Problem details:
Skip the pictures and quote all of the lines exactly.

Material to process:
● ● ● ● ● ● ●

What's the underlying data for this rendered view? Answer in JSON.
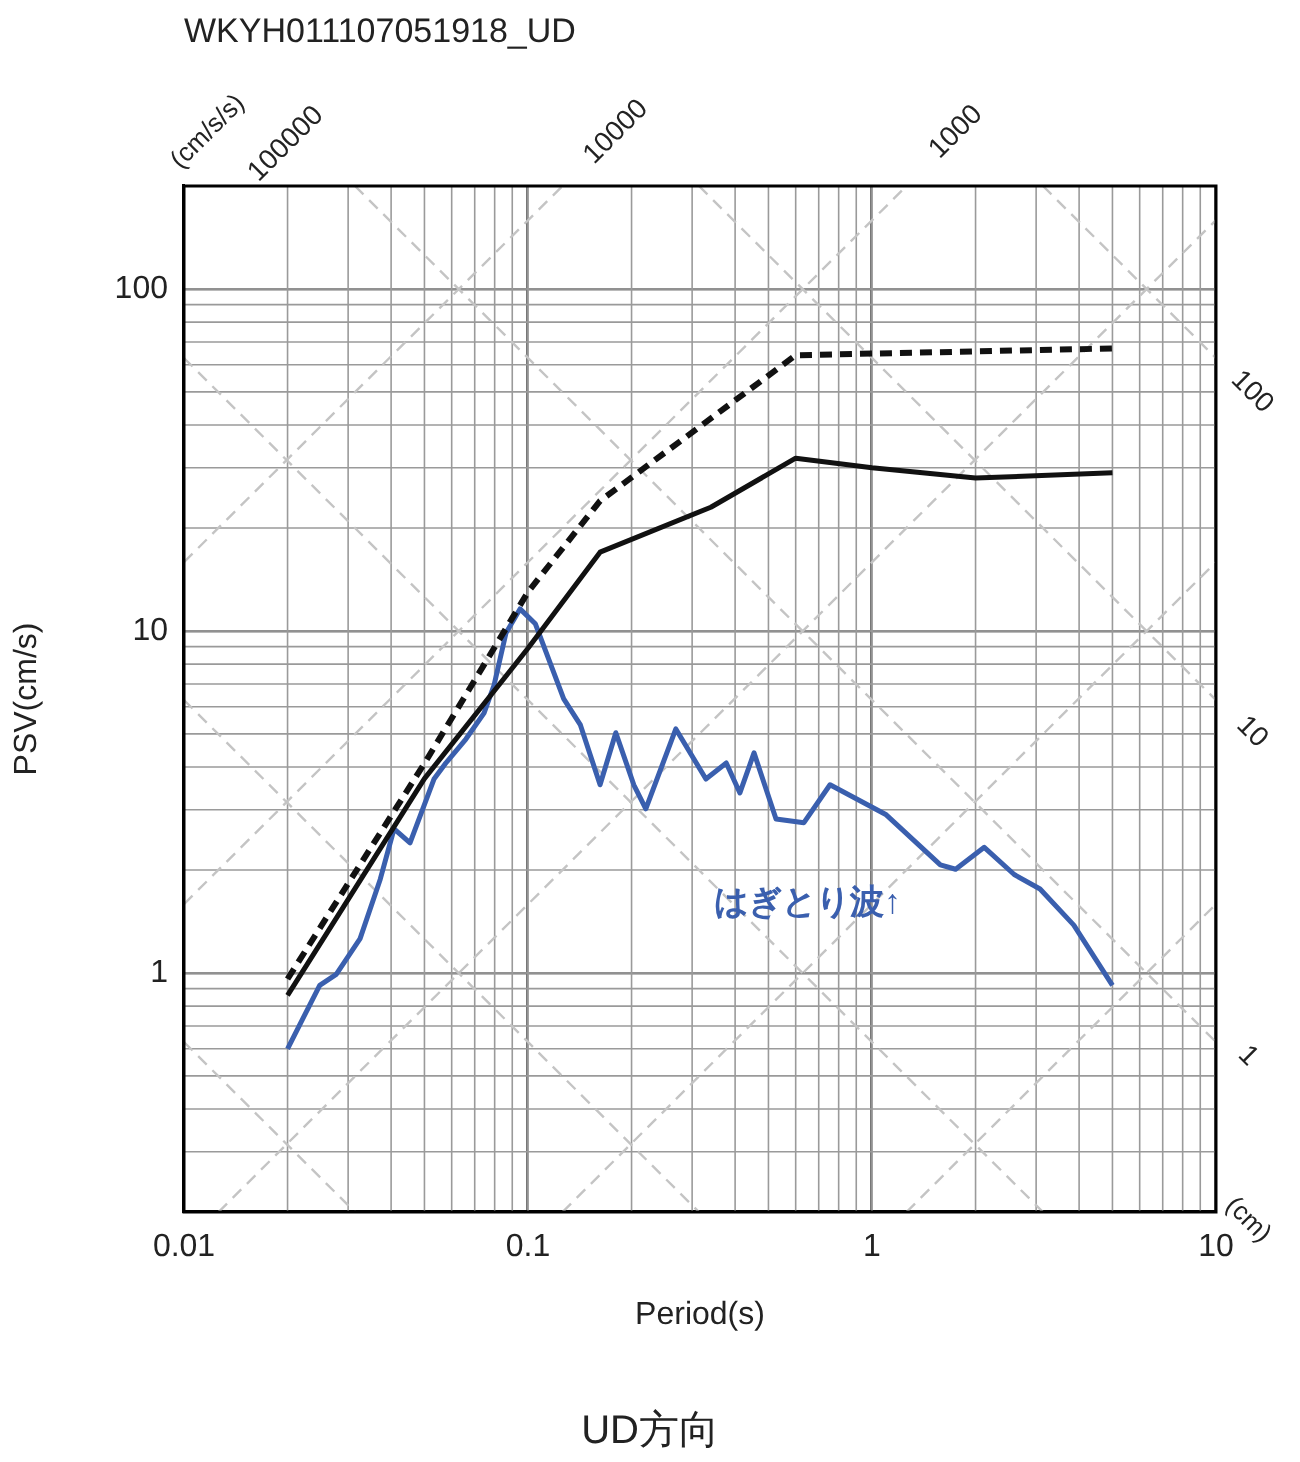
{
  "chart_data": {
    "type": "line",
    "title": "WKYH011107051918_UD",
    "xlabel": "Period(s)",
    "ylabel": "PSV(cm/s)",
    "log": "xy",
    "xlim": [
      0.01,
      10
    ],
    "ylim": [
      0.2,
      200
    ],
    "xticks": [
      0.01,
      0.1,
      1,
      10
    ],
    "yticks": [
      1,
      10,
      100
    ],
    "grid": true,
    "legend": false,
    "marker": "none",
    "series": [
      {
        "color": "#111111",
        "line_style": "solid",
        "x": [
          0.02,
          0.05,
          0.1,
          0.162,
          0.34,
          0.6,
          1.0,
          2.0,
          5
        ],
        "values": [
          0.86,
          3.7,
          8.9,
          17,
          23,
          32,
          30,
          28,
          29
        ]
      },
      {
        "color": "#111111",
        "line_style": "dashed",
        "x": [
          0.02,
          0.05,
          0.1,
          0.162,
          0.6,
          5
        ],
        "values": [
          0.96,
          4.1,
          13,
          24,
          64,
          67
        ]
      },
      {
        "color": "#3a5fae",
        "line_style": "solid",
        "x": [
          0.02,
          0.0248,
          0.0277,
          0.0325,
          0.0372,
          0.0408,
          0.0454,
          0.0533,
          0.0577,
          0.066,
          0.0745,
          0.0797,
          0.0863,
          0.0948,
          0.105,
          0.127,
          0.142,
          0.162,
          0.18,
          0.203,
          0.22,
          0.269,
          0.329,
          0.377,
          0.413,
          0.454,
          0.526,
          0.634,
          0.755,
          1.1,
          1.58,
          1.75,
          2.12,
          2.59,
          3.08,
          3.86,
          5
        ],
        "values": [
          0.6,
          0.92,
          0.99,
          1.26,
          1.88,
          2.64,
          2.4,
          3.69,
          4.11,
          4.83,
          5.75,
          6.95,
          9.86,
          11.6,
          10.5,
          6.33,
          5.31,
          3.55,
          5.04,
          3.55,
          3.02,
          5.17,
          3.69,
          4.11,
          3.36,
          4.4,
          2.82,
          2.75,
          3.55,
          2.9,
          2.07,
          2.01,
          2.33,
          1.94,
          1.76,
          1.38,
          0.92
        ]
      },
      {
        "color": "#c4c4c4",
        "line_style": "dashed",
        "x": [
          1.26,
          10
        ],
        "values": [
          0.2,
          1.59
        ]
      },
      {
        "color": "#c4c4c4",
        "line_style": "dashed",
        "x": [
          0.126,
          10
        ],
        "values": [
          0.2,
          15.9
        ]
      },
      {
        "color": "#c4c4c4",
        "line_style": "dashed",
        "x": [
          0.0126,
          10
        ],
        "values": [
          0.2,
          159
        ]
      },
      {
        "color": "#c4c4c4",
        "line_style": "dashed",
        "x": [
          0.01,
          1.26
        ],
        "values": [
          1.59,
          200
        ]
      },
      {
        "color": "#c4c4c4",
        "line_style": "dashed",
        "x": [
          0.01,
          0.126
        ],
        "values": [
          15.9,
          200
        ]
      },
      {
        "color": "#c4c4c4",
        "line_style": "dashed",
        "x": [
          0.01,
          0.0314
        ],
        "values": [
          0.628,
          0.2
        ]
      },
      {
        "color": "#c4c4c4",
        "line_style": "dashed",
        "x": [
          0.01,
          0.314
        ],
        "values": [
          6.28,
          0.2
        ]
      },
      {
        "color": "#c4c4c4",
        "line_style": "dashed",
        "x": [
          0.01,
          3.14
        ],
        "values": [
          62.8,
          0.2
        ]
      },
      {
        "color": "#c4c4c4",
        "line_style": "dashed",
        "x": [
          0.0314,
          10
        ],
        "values": [
          200,
          0.628
        ]
      },
      {
        "color": "#c4c4c4",
        "line_style": "dashed",
        "x": [
          0.314,
          10
        ],
        "values": [
          200,
          6.28
        ]
      },
      {
        "color": "#c4c4c4",
        "line_style": "dashed",
        "x": [
          3.14,
          10
        ],
        "values": [
          200,
          62.8
        ]
      }
    ],
    "annotations": [
      "(cm/s/s)",
      "100000",
      "10000",
      "1000",
      "100",
      "10",
      "1",
      "(cm)",
      "はぎとり波↑",
      "UD方向"
    ]
  }
}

● ● ● ● ● ● ●

Output of the task:
What's the underlying data for this rendered view? Answer in JSON.
{
  "chart_data": {
    "type": "line",
    "title": "WKYH011107051918_UD",
    "xlabel": "Period(s)",
    "ylabel": "PSV(cm/s)",
    "log": "xy",
    "xlim": [
      0.01,
      10
    ],
    "ylim": [
      0.2,
      200
    ],
    "xticks": [
      0.01,
      0.1,
      1,
      10
    ],
    "yticks": [
      1,
      10,
      100
    ],
    "grid": true,
    "legend": false,
    "marker": "none",
    "series": [
      {
        "color": "#111111",
        "line_style": "solid",
        "x": [
          0.02,
          0.05,
          0.1,
          0.162,
          0.34,
          0.6,
          1.0,
          2.0,
          5
        ],
        "values": [
          0.86,
          3.7,
          8.9,
          17,
          23,
          32,
          30,
          28,
          29
        ]
      },
      {
        "color": "#111111",
        "line_style": "dashed",
        "x": [
          0.02,
          0.05,
          0.1,
          0.162,
          0.6,
          5
        ],
        "values": [
          0.96,
          4.1,
          13,
          24,
          64,
          67
        ]
      },
      {
        "color": "#3a5fae",
        "line_style": "solid",
        "x": [
          0.02,
          0.0248,
          0.0277,
          0.0325,
          0.0372,
          0.0408,
          0.0454,
          0.0533,
          0.0577,
          0.066,
          0.0745,
          0.0797,
          0.0863,
          0.0948,
          0.105,
          0.127,
          0.142,
          0.162,
          0.18,
          0.203,
          0.22,
          0.269,
          0.329,
          0.377,
          0.413,
          0.454,
          0.526,
          0.634,
          0.755,
          1.1,
          1.58,
          1.75,
          2.12,
          2.59,
          3.08,
          3.86,
          5
        ],
        "values": [
          0.6,
          0.92,
          0.99,
          1.26,
          1.88,
          2.64,
          2.4,
          3.69,
          4.11,
          4.83,
          5.75,
          6.95,
          9.86,
          11.6,
          10.5,
          6.33,
          5.31,
          3.55,
          5.04,
          3.55,
          3.02,
          5.17,
          3.69,
          4.11,
          3.36,
          4.4,
          2.82,
          2.75,
          3.55,
          2.9,
          2.07,
          2.01,
          2.33,
          1.94,
          1.76,
          1.38,
          0.92
        ]
      },
      {
        "color": "#c4c4c4",
        "line_style": "dashed",
        "x": [
          1.26,
          10
        ],
        "values": [
          0.2,
          1.59
        ]
      },
      {
        "color": "#c4c4c4",
        "line_style": "dashed",
        "x": [
          0.126,
          10
        ],
        "values": [
          0.2,
          15.9
        ]
      },
      {
        "color": "#c4c4c4",
        "line_style": "dashed",
        "x": [
          0.0126,
          10
        ],
        "values": [
          0.2,
          159
        ]
      },
      {
        "color": "#c4c4c4",
        "line_style": "dashed",
        "x": [
          0.01,
          1.26
        ],
        "values": [
          1.59,
          200
        ]
      },
      {
        "color": "#c4c4c4",
        "line_style": "dashed",
        "x": [
          0.01,
          0.126
        ],
        "values": [
          15.9,
          200
        ]
      },
      {
        "color": "#c4c4c4",
        "line_style": "dashed",
        "x": [
          0.01,
          0.0314
        ],
        "values": [
          0.628,
          0.2
        ]
      },
      {
        "color": "#c4c4c4",
        "line_style": "dashed",
        "x": [
          0.01,
          0.314
        ],
        "values": [
          6.28,
          0.2
        ]
      },
      {
        "color": "#c4c4c4",
        "line_style": "dashed",
        "x": [
          0.01,
          3.14
        ],
        "values": [
          62.8,
          0.2
        ]
      },
      {
        "color": "#c4c4c4",
        "line_style": "dashed",
        "x": [
          0.0314,
          10
        ],
        "values": [
          200,
          0.628
        ]
      },
      {
        "color": "#c4c4c4",
        "line_style": "dashed",
        "x": [
          0.314,
          10
        ],
        "values": [
          200,
          6.28
        ]
      },
      {
        "color": "#c4c4c4",
        "line_style": "dashed",
        "x": [
          3.14,
          10
        ],
        "values": [
          200,
          62.8
        ]
      }
    ],
    "annotations": [
      "(cm/s/s)",
      "100000",
      "10000",
      "1000",
      "100",
      "10",
      "1",
      "(cm)",
      "はぎとり波↑",
      "UD方向"
    ]
  }
}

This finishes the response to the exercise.